YOUR OBJECTIVE. Please output the data exactly, minus pictures.

MATERIAL TO PROCESS.
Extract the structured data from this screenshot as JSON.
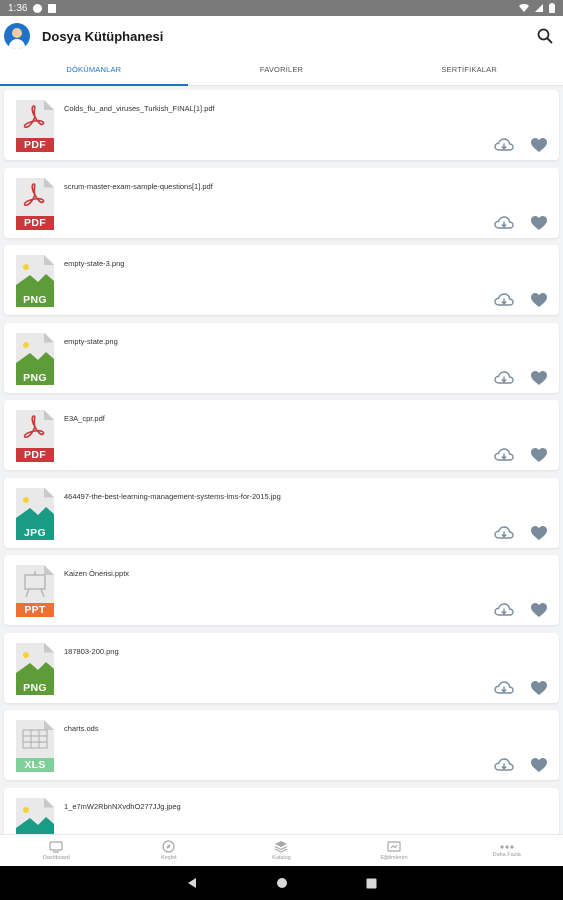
{
  "status_bar": {
    "time": "1:36"
  },
  "app_bar": {
    "title": "Dosya Kütüphanesi"
  },
  "tabs": [
    {
      "label": "DÖKÜMANLAR",
      "active": true
    },
    {
      "label": "FAVORİLER",
      "active": false
    },
    {
      "label": "SERTİFİKALAR",
      "active": false
    }
  ],
  "files": [
    {
      "name": "Colds_flu_and_viruses_Turkish_FINAL[1].pdf",
      "type": "PDF",
      "icon": "pdf-file-icon"
    },
    {
      "name": "scrum-master-exam-sample-questions[1].pdf",
      "type": "PDF",
      "icon": "pdf-file-icon"
    },
    {
      "name": "empty-state-3.png",
      "type": "PNG",
      "icon": "image-file-icon"
    },
    {
      "name": "empty-state.png",
      "type": "PNG",
      "icon": "image-file-icon"
    },
    {
      "name": "E3A_cpr.pdf",
      "type": "PDF",
      "icon": "pdf-file-icon"
    },
    {
      "name": "464497-the-best-learning-management-systems-lms-for-2015.jpg",
      "type": "JPG",
      "icon": "image-file-icon"
    },
    {
      "name": "Kaizen Önerisi.pptx",
      "type": "PPT",
      "icon": "presentation-file-icon"
    },
    {
      "name": "187803-200.png",
      "type": "PNG",
      "icon": "image-file-icon"
    },
    {
      "name": "charts.ods",
      "type": "XLS",
      "icon": "spreadsheet-file-icon"
    },
    {
      "name": "1_e7mW2RbnNXvdhO277JJg.jpeg",
      "type": "",
      "icon": "image-file-icon"
    }
  ],
  "bottom_nav": [
    {
      "label": "Dashboard",
      "icon": "dashboard-icon"
    },
    {
      "label": "Keşfet",
      "icon": "compass-icon"
    },
    {
      "label": "Katalog",
      "icon": "layers-icon"
    },
    {
      "label": "Eğitimlerim",
      "icon": "trainings-icon"
    },
    {
      "label": "Daha Fazla",
      "icon": "more-icon"
    }
  ],
  "colors": {
    "accent": "#1e73c9",
    "pdf": "#c9383a",
    "png": "#5e9c3a",
    "jpg": "#199b85",
    "ppt": "#ee7034",
    "xls": "#7fcf9a",
    "action_icon": "#7a8c9c"
  }
}
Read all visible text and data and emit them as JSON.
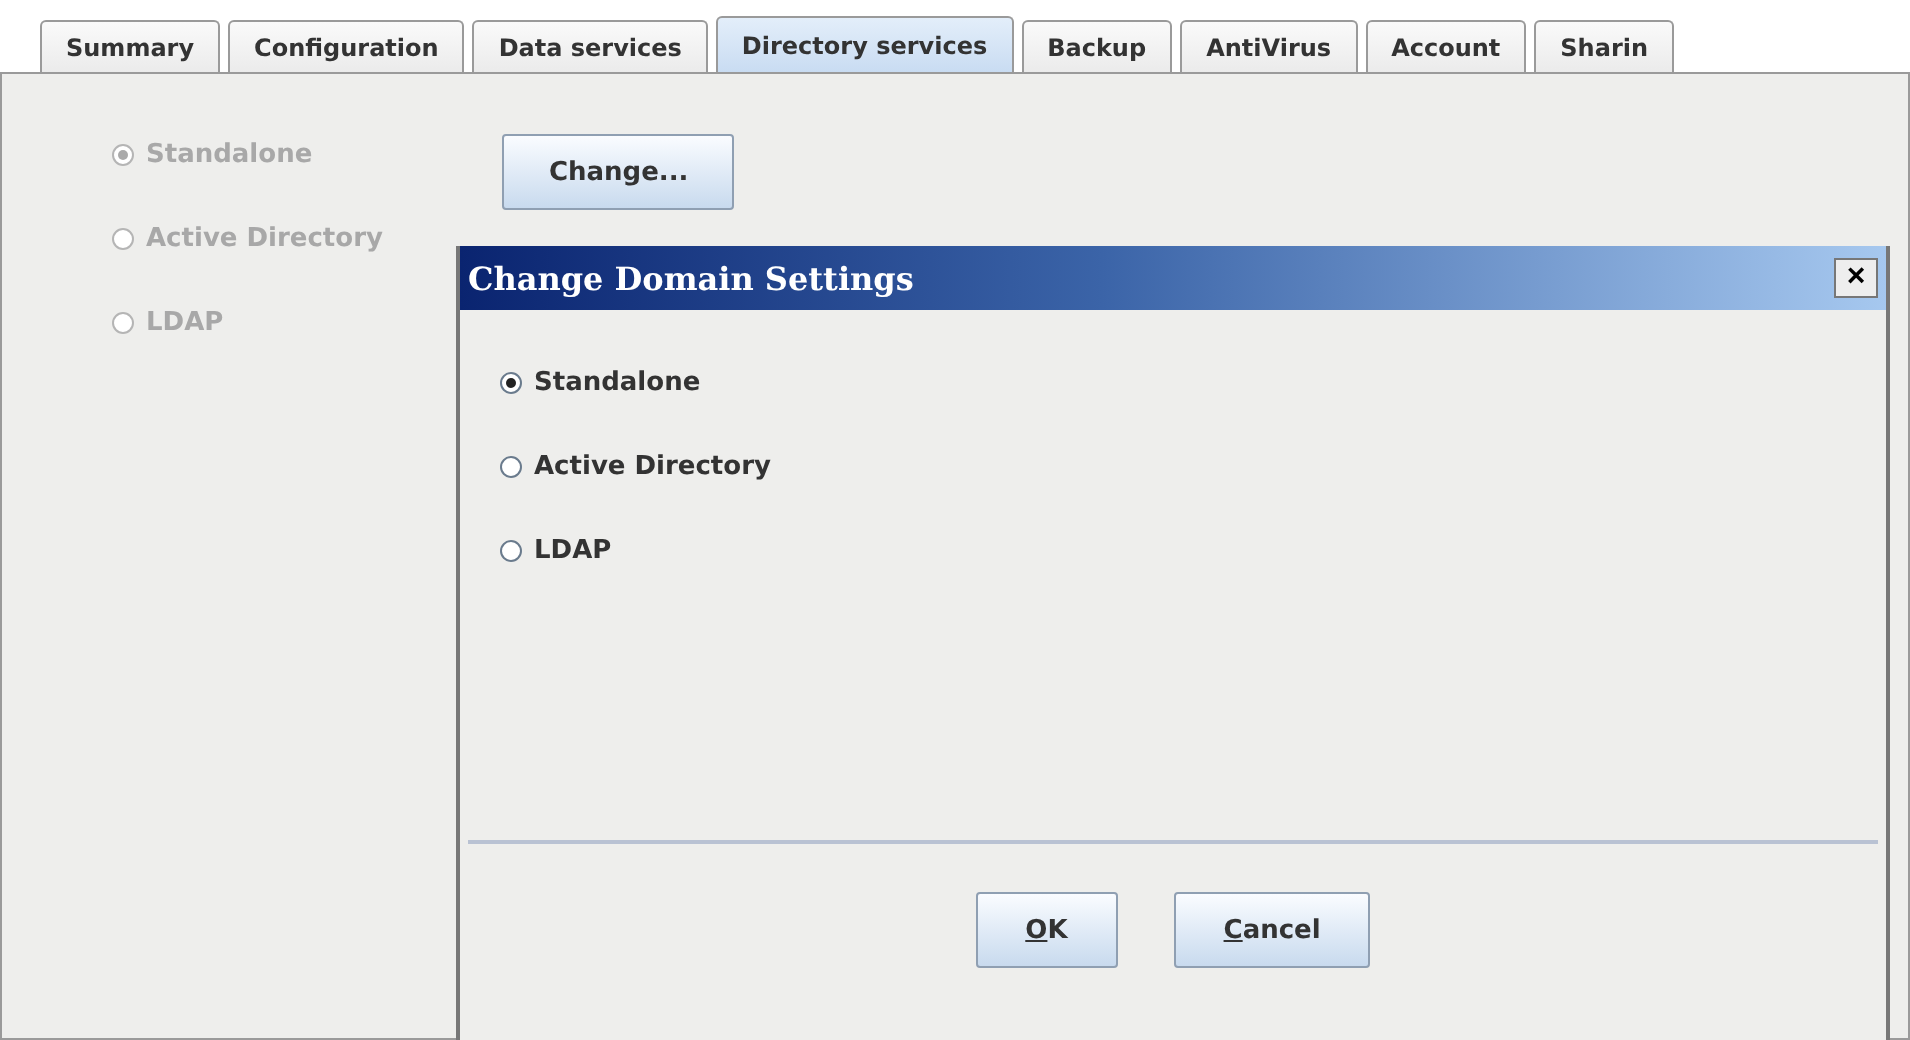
{
  "tabs": [
    {
      "label": "Summary",
      "selected": false
    },
    {
      "label": "Configuration",
      "selected": false
    },
    {
      "label": "Data services",
      "selected": false
    },
    {
      "label": "Directory services",
      "selected": true
    },
    {
      "label": "Backup",
      "selected": false
    },
    {
      "label": "AntiVirus",
      "selected": false
    },
    {
      "label": "Account",
      "selected": false
    },
    {
      "label": "Sharin",
      "selected": false
    }
  ],
  "domain_options": {
    "disabled": true,
    "items": [
      {
        "label": "Standalone",
        "selected": true
      },
      {
        "label": "Active Directory",
        "selected": false
      },
      {
        "label": "LDAP",
        "selected": false
      }
    ]
  },
  "change_button": {
    "label": "Change..."
  },
  "dialog": {
    "title": "Change Domain Settings",
    "close": "×",
    "options": [
      {
        "label": "Standalone",
        "selected": true
      },
      {
        "label": "Active Directory",
        "selected": false
      },
      {
        "label": "LDAP",
        "selected": false
      }
    ],
    "buttons": [
      {
        "label": "OK",
        "mnemonic_underlined": true
      },
      {
        "label": "Cancel",
        "mnemonic_underlined": true
      }
    ]
  }
}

REPLY TO THE TASK.
Extract the structured data from this screenshot as JSON.
{
  "status_bar": {
    "time": "1:36"
  },
  "app_bar": {
    "title": "Dosya Kütüphanesi"
  },
  "tabs": [
    {
      "label": "DÖKÜMANLAR",
      "active": true
    },
    {
      "label": "FAVORİLER",
      "active": false
    },
    {
      "label": "SERTİFİKALAR",
      "active": false
    }
  ],
  "files": [
    {
      "name": "Colds_flu_and_viruses_Turkish_FINAL[1].pdf",
      "type": "PDF",
      "icon": "pdf-file-icon"
    },
    {
      "name": "scrum-master-exam-sample-questions[1].pdf",
      "type": "PDF",
      "icon": "pdf-file-icon"
    },
    {
      "name": "empty-state-3.png",
      "type": "PNG",
      "icon": "image-file-icon"
    },
    {
      "name": "empty-state.png",
      "type": "PNG",
      "icon": "image-file-icon"
    },
    {
      "name": "E3A_cpr.pdf",
      "type": "PDF",
      "icon": "pdf-file-icon"
    },
    {
      "name": "464497-the-best-learning-management-systems-lms-for-2015.jpg",
      "type": "JPG",
      "icon": "image-file-icon"
    },
    {
      "name": "Kaizen Önerisi.pptx",
      "type": "PPT",
      "icon": "presentation-file-icon"
    },
    {
      "name": "187803-200.png",
      "type": "PNG",
      "icon": "image-file-icon"
    },
    {
      "name": "charts.ods",
      "type": "XLS",
      "icon": "spreadsheet-file-icon"
    },
    {
      "name": "1_e7mW2RbnNXvdhO277JJg.jpeg",
      "type": "",
      "icon": "image-file-icon"
    }
  ],
  "bottom_nav": [
    {
      "label": "Dashboard",
      "icon": "dashboard-icon"
    },
    {
      "label": "Keşfet",
      "icon": "compass-icon"
    },
    {
      "label": "Katalog",
      "icon": "layers-icon"
    },
    {
      "label": "Eğitimlerim",
      "icon": "trainings-icon"
    },
    {
      "label": "Daha Fazla",
      "icon": "more-icon"
    }
  ],
  "colors": {
    "accent": "#1e73c9",
    "pdf": "#c9383a",
    "png": "#5e9c3a",
    "jpg": "#199b85",
    "ppt": "#ee7034",
    "xls": "#7fcf9a",
    "action_icon": "#7a8c9c"
  }
}
Read all visible text and data and emit them as JSON.
{
  "tabs": [
    {
      "label": "Summary",
      "selected": false
    },
    {
      "label": "Configuration",
      "selected": false
    },
    {
      "label": "Data services",
      "selected": false
    },
    {
      "label": "Directory services",
      "selected": true
    },
    {
      "label": "Backup",
      "selected": false
    },
    {
      "label": "AntiVirus",
      "selected": false
    },
    {
      "label": "Account",
      "selected": false
    },
    {
      "label": "Sharin",
      "selected": false
    }
  ],
  "domain_options": {
    "disabled": true,
    "items": [
      {
        "label": "Standalone",
        "selected": true
      },
      {
        "label": "Active Directory",
        "selected": false
      },
      {
        "label": "LDAP",
        "selected": false
      }
    ]
  },
  "change_button": {
    "label": "Change..."
  },
  "dialog": {
    "title": "Change Domain Settings",
    "close": "×",
    "options": [
      {
        "label": "Standalone",
        "selected": true
      },
      {
        "label": "Active Directory",
        "selected": false
      },
      {
        "label": "LDAP",
        "selected": false
      }
    ],
    "buttons": [
      {
        "label": "OK",
        "mnemonic_underlined": true
      },
      {
        "label": "Cancel",
        "mnemonic_underlined": true
      }
    ]
  }
}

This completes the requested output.